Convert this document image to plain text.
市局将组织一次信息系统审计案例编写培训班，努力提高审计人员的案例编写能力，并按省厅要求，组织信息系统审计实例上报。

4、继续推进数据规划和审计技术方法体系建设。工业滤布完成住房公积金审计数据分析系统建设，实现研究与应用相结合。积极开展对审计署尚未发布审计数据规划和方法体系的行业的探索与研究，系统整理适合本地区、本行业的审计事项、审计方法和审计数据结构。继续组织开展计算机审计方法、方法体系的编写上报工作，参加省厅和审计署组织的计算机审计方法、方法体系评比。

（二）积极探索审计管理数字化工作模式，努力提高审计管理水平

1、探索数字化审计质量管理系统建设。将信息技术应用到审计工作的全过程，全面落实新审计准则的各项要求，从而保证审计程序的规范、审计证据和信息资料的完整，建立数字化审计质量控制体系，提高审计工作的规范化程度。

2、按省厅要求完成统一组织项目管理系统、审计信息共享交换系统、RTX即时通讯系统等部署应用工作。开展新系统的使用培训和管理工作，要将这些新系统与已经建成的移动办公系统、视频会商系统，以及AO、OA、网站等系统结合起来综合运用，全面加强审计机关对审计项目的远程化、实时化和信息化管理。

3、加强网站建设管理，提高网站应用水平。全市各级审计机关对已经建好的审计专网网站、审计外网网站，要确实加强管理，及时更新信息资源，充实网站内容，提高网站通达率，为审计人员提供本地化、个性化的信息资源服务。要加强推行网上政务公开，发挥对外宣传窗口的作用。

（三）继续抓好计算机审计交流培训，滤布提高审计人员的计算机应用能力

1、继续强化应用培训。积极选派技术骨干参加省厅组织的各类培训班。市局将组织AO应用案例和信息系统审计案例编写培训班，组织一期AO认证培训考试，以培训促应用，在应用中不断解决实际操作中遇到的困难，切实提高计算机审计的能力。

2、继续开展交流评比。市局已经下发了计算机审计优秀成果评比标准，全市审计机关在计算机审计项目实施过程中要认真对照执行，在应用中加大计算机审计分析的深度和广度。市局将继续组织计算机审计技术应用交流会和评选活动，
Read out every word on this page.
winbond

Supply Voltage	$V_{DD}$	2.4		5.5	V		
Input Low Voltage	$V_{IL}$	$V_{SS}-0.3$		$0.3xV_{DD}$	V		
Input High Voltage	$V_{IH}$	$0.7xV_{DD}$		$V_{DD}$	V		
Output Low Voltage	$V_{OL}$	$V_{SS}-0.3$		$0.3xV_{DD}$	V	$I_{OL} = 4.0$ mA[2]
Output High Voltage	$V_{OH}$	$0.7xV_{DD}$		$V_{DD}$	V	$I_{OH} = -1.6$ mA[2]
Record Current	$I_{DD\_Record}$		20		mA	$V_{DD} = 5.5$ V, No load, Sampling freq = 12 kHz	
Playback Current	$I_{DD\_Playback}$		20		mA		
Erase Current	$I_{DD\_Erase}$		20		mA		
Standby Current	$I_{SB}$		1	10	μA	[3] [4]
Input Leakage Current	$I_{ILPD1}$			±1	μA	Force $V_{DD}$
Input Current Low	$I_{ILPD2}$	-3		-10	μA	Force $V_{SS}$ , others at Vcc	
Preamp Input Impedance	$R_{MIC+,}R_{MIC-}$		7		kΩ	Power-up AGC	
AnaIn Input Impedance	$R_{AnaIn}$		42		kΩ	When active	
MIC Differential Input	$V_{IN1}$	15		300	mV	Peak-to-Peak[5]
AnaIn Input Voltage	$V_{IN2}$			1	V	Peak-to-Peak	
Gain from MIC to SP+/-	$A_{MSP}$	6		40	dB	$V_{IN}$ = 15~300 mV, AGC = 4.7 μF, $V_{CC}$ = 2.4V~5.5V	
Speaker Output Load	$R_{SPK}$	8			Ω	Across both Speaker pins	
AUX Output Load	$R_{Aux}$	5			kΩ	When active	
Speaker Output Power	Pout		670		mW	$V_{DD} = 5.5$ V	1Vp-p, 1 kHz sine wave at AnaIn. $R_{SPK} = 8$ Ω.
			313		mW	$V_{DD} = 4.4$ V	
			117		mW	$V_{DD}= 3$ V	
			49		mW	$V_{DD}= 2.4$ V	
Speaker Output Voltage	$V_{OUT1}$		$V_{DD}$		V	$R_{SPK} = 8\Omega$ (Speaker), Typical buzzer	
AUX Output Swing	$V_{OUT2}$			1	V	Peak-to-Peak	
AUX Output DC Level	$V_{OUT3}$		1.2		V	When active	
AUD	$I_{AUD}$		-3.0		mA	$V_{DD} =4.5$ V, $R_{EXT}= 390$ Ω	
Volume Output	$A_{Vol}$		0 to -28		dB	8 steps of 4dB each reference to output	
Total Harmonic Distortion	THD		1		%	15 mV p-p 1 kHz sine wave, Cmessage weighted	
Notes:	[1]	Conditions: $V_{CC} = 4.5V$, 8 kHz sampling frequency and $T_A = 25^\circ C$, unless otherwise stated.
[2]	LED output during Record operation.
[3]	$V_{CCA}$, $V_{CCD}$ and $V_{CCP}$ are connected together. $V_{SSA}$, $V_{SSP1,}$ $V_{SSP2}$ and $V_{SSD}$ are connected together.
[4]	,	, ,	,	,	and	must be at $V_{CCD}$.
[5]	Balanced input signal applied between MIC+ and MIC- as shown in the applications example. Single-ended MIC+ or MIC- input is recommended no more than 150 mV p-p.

▶ _Exercise brief_:
Output the listing above without altering a single character.

▶ _Answer to this task_:
Convert this document image to plain text.
市局将组织一次信息系统审计案例编写培训班，努力提高审计人员的案例编写能力，并按省厅要求，组织信息系统审计实例上报。

4、继续推进数据规划和审计技术方法体系建设。工业滤布完成住房公积金审计数据分析系统建设，实现研究与应用相结合。积极开展对审计署尚未发布审计数据规划和方法体系的行业的探索与研究，系统整理适合本地区、本行业的审计事项、审计方法和审计数据结构。继续组织开展计算机审计方法、方法体系的编写上报工作，参加省厅和审计署组织的计算机审计方法、方法体系评比。

（二）积极探索审计管理数字化工作模式，努力提高审计管理水平

1、探索数字化审计质量管理系统建设。将信息技术应用到审计工作的全过程，全面落实新审计准则的各项要求，从而保证审计程序的规范、审计证据和信息资料的完整，建立数字化审计质量控制体系，提高审计工作的规范化程度。

2、按省厅要求完成统一组织项目管理系统、审计信息共享交换系统、RTX即时通讯系统等部署应用工作。开展新系统的使用培训和管理工作，要将这些新系统与已经建成的移动办公系统、视频会商系统，以及AO、OA、网站等系统结合起来综合运用，全面加强审计机关对审计项目的远程化、实时化和信息化管理。

3、加强网站建设管理，提高网站应用水平。全市各级审计机关对已经建好的审计专网网站、审计外网网站，要确实加强管理，及时更新信息资源，充实网站内容，提高网站通达率，为审计人员提供本地化、个性化的信息资源服务。要加强推行网上政务公开，发挥对外宣传窗口的作用。

（三）继续抓好计算机审计交流培训，滤布提高审计人员的计算机应用能力

1、继续强化应用培训。积极选派技术骨干参加省厅组织的各类培训班。市局将组织AO应用案例和信息系统审计案例编写培训班，组织一期AO认证培训考试，以培训促应用，在应用中不断解决实际操作中遇到的困难，切实提高计算机审计的能力。

2、继续开展交流评比。市局已经下发了计算机审计优秀成果评比标准，全市审计机关在计算机审计项目实施过程中要认真对照执行，在应用中加大计算机审计分析的深度和广度。市局将继续组织计算机审计技术应用交流会和评选活动，
Read out every word on this page.
winbond

Supply Voltage	$V_{DD}$	2.4		5.5	V		
Input Low Voltage	$V_{IL}$	$V_{SS}-0.3$		$0.3xV_{DD}$	V		
Input High Voltage	$V_{IH}$	$0.7xV_{DD}$		$V_{DD}$	V		
Output Low Voltage	$V_{OL}$	$V_{SS}-0.3$		$0.3xV_{DD}$	V	$I_{OL} = 4.0$ mA[2]
Output High Voltage	$V_{OH}$	$0.7xV_{DD}$		$V_{DD}$	V	$I_{OH} = -1.6$ mA[2]
Record Current	$I_{DD\_Record}$		20		mA	$V_{DD} = 5.5$ V, No load, Sampling freq = 12 kHz	
Playback Current	$I_{DD\_Playback}$		20		mA		
Erase Current	$I_{DD\_Erase}$		20		mA		
Standby Current	$I_{SB}$		1	10	μA	[3] [4]
Input Leakage Current	$I_{ILPD1}$			±1	μA	Force $V_{DD}$
Input Current Low	$I_{ILPD2}$	-3		-10	μA	Force $V_{SS}$ , others at Vcc	
Preamp Input Impedance	$R_{MIC+,}R_{MIC-}$		7		kΩ	Power-up AGC	
AnaIn Input Impedance	$R_{AnaIn}$		42		kΩ	When active	
MIC Differential Input	$V_{IN1}$	15		300	mV	Peak-to-Peak[5]
AnaIn Input Voltage	$V_{IN2}$			1	V	Peak-to-Peak	
Gain from MIC to SP+/-	$A_{MSP}$	6		40	dB	$V_{IN}$ = 15~300 mV, AGC = 4.7 μF, $V_{CC}$ = 2.4V~5.5V	
Speaker Output Load	$R_{SPK}$	8			Ω	Across both Speaker pins	
AUX Output Load	$R_{Aux}$	5			kΩ	When active	
Speaker Output Power	Pout		670		mW	$V_{DD} = 5.5$ V	1Vp-p, 1 kHz sine wave at AnaIn. $R_{SPK} = 8$ Ω.
			313		mW	$V_{DD} = 4.4$ V	
			117		mW	$V_{DD}= 3$ V	
			49		mW	$V_{DD}= 2.4$ V	
Speaker Output Voltage	$V_{OUT1}$		$V_{DD}$		V	$R_{SPK} = 8\Omega$ (Speaker), Typical buzzer	
AUX Output Swing	$V_{OUT2}$			1	V	Peak-to-Peak	
AUX Output DC Level	$V_{OUT3}$		1.2		V	When active	
AUD	$I_{AUD}$		-3.0		mA	$V_{DD} =4.5$ V, $R_{EXT}= 390$ Ω	
Volume Output	$A_{Vol}$		0 to -28		dB	8 steps of 4dB each reference to output	
Total Harmonic Distortion	THD		1		%	15 mV p-p 1 kHz sine wave, Cmessage weighted	
Notes:	[1]	Conditions: $V_{CC} = 4.5V$, 8 kHz sampling frequency and $T_A = 25^\circ C$, unless otherwise stated.
[2]	LED output during Record operation.
[3]	$V_{CCA}$, $V_{CCD}$ and $V_{CCP}$ are connected together. $V_{SSA}$, $V_{SSP1,}$ $V_{SSP2}$ and $V_{SSD}$ are connected together.
[4]	,	, ,	,	,	and	must be at $V_{CCD}$.
[5]	Balanced input signal applied between MIC+ and MIC- as shown in the applications example. Single-ended MIC+ or MIC- input is recommended no more than 150 mV p-p.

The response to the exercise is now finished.